#### What is needed:
Copy all the data exactly, except the pictures.

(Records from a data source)
'''

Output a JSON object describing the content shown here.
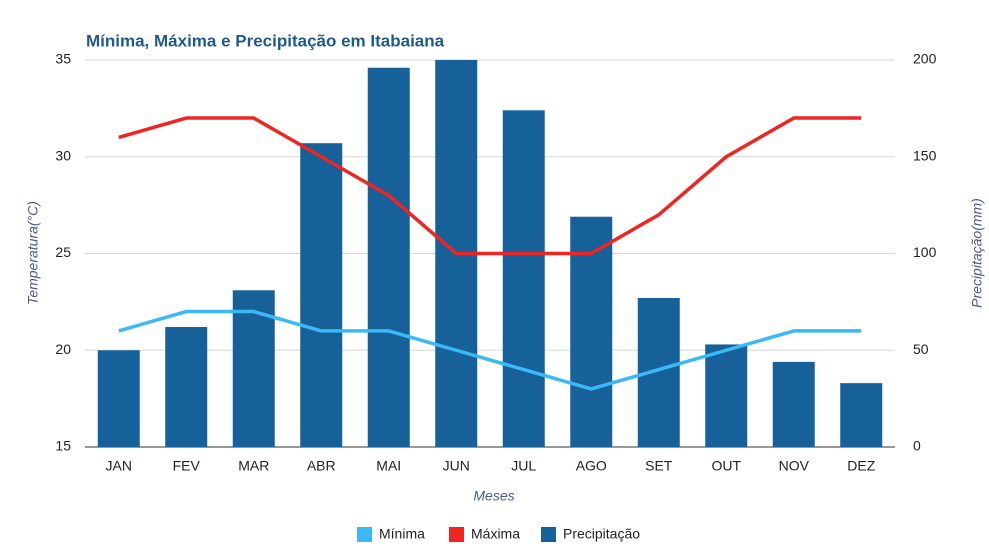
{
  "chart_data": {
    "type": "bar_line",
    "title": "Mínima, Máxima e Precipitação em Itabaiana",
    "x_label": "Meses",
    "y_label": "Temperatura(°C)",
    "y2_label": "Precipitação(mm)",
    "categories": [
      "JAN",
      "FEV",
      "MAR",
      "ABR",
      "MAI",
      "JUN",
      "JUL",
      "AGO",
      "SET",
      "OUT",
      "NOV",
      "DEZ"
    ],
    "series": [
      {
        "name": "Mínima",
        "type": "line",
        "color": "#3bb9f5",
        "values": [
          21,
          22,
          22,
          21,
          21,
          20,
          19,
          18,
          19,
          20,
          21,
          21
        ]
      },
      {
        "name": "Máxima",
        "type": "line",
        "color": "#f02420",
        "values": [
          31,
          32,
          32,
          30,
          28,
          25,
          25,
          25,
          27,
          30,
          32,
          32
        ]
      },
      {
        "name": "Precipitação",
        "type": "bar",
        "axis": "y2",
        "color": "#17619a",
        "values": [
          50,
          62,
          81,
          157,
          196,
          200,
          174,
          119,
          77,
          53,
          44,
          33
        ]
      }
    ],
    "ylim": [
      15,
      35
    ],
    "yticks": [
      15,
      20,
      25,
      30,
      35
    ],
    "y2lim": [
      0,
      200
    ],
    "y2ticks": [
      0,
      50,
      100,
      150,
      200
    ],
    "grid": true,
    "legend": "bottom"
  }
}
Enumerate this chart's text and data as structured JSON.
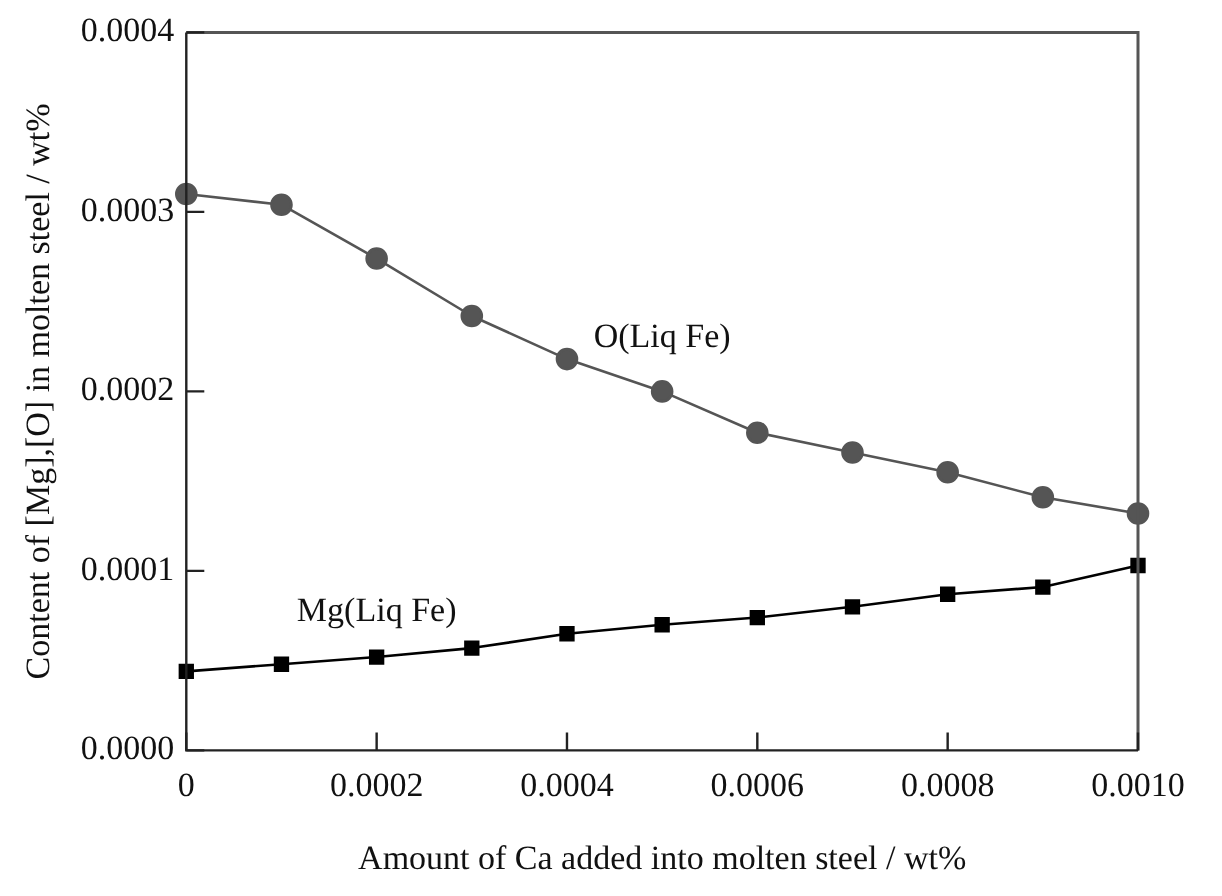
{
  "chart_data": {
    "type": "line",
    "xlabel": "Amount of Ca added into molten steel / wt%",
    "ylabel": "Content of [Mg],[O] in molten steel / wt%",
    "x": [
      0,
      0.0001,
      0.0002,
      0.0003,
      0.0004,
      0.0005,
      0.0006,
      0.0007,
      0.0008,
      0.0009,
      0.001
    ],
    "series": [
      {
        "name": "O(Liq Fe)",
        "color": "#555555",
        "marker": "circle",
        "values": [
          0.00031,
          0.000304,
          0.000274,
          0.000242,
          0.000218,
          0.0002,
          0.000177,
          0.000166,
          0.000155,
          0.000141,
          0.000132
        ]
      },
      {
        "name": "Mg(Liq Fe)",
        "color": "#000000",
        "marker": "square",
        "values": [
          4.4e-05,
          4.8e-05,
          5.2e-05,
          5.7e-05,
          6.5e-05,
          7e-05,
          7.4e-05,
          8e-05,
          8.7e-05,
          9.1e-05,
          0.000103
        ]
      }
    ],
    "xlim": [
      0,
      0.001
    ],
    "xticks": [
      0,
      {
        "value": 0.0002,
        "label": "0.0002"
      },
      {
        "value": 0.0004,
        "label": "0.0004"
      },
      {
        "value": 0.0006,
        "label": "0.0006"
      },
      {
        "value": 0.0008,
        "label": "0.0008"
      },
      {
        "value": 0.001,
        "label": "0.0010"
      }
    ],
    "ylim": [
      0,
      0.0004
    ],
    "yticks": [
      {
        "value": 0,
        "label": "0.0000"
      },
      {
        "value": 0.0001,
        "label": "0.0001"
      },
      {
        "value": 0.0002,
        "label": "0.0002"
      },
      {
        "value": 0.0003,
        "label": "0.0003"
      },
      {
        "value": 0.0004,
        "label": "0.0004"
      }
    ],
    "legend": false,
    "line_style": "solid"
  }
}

'''

#### Correct response:
Output a JSON object describing the content shown here.
{
  "chart_data": {
    "type": "bar_line",
    "title": "Mínima, Máxima e Precipitação em Itabaiana",
    "x_label": "Meses",
    "y_label": "Temperatura(°C)",
    "y2_label": "Precipitação(mm)",
    "categories": [
      "JAN",
      "FEV",
      "MAR",
      "ABR",
      "MAI",
      "JUN",
      "JUL",
      "AGO",
      "SET",
      "OUT",
      "NOV",
      "DEZ"
    ],
    "series": [
      {
        "name": "Mínima",
        "type": "line",
        "color": "#3bb9f5",
        "values": [
          21,
          22,
          22,
          21,
          21,
          20,
          19,
          18,
          19,
          20,
          21,
          21
        ]
      },
      {
        "name": "Máxima",
        "type": "line",
        "color": "#f02420",
        "values": [
          31,
          32,
          32,
          30,
          28,
          25,
          25,
          25,
          27,
          30,
          32,
          32
        ]
      },
      {
        "name": "Precipitação",
        "type": "bar",
        "axis": "y2",
        "color": "#17619a",
        "values": [
          50,
          62,
          81,
          157,
          196,
          200,
          174,
          119,
          77,
          53,
          44,
          33
        ]
      }
    ],
    "ylim": [
      15,
      35
    ],
    "yticks": [
      15,
      20,
      25,
      30,
      35
    ],
    "y2lim": [
      0,
      200
    ],
    "y2ticks": [
      0,
      50,
      100,
      150,
      200
    ],
    "grid": true,
    "legend": "bottom"
  }
}
Enumerate this chart's text and data as structured JSON.
{
  "chart_data": {
    "type": "line",
    "xlabel": "Amount of Ca added into molten steel / wt%",
    "ylabel": "Content of [Mg],[O] in molten steel / wt%",
    "x": [
      0,
      0.0001,
      0.0002,
      0.0003,
      0.0004,
      0.0005,
      0.0006,
      0.0007,
      0.0008,
      0.0009,
      0.001
    ],
    "series": [
      {
        "name": "O(Liq Fe)",
        "color": "#555555",
        "marker": "circle",
        "values": [
          0.00031,
          0.000304,
          0.000274,
          0.000242,
          0.000218,
          0.0002,
          0.000177,
          0.000166,
          0.000155,
          0.000141,
          0.000132
        ]
      },
      {
        "name": "Mg(Liq Fe)",
        "color": "#000000",
        "marker": "square",
        "values": [
          4.4e-05,
          4.8e-05,
          5.2e-05,
          5.7e-05,
          6.5e-05,
          7e-05,
          7.4e-05,
          8e-05,
          8.7e-05,
          9.1e-05,
          0.000103
        ]
      }
    ],
    "xlim": [
      0,
      0.001
    ],
    "xticks": [
      0,
      {
        "value": 0.0002,
        "label": "0.0002"
      },
      {
        "value": 0.0004,
        "label": "0.0004"
      },
      {
        "value": 0.0006,
        "label": "0.0006"
      },
      {
        "value": 0.0008,
        "label": "0.0008"
      },
      {
        "value": 0.001,
        "label": "0.0010"
      }
    ],
    "ylim": [
      0,
      0.0004
    ],
    "yticks": [
      {
        "value": 0,
        "label": "0.0000"
      },
      {
        "value": 0.0001,
        "label": "0.0001"
      },
      {
        "value": 0.0002,
        "label": "0.0002"
      },
      {
        "value": 0.0003,
        "label": "0.0003"
      },
      {
        "value": 0.0004,
        "label": "0.0004"
      }
    ],
    "legend": false,
    "line_style": "solid"
  }
}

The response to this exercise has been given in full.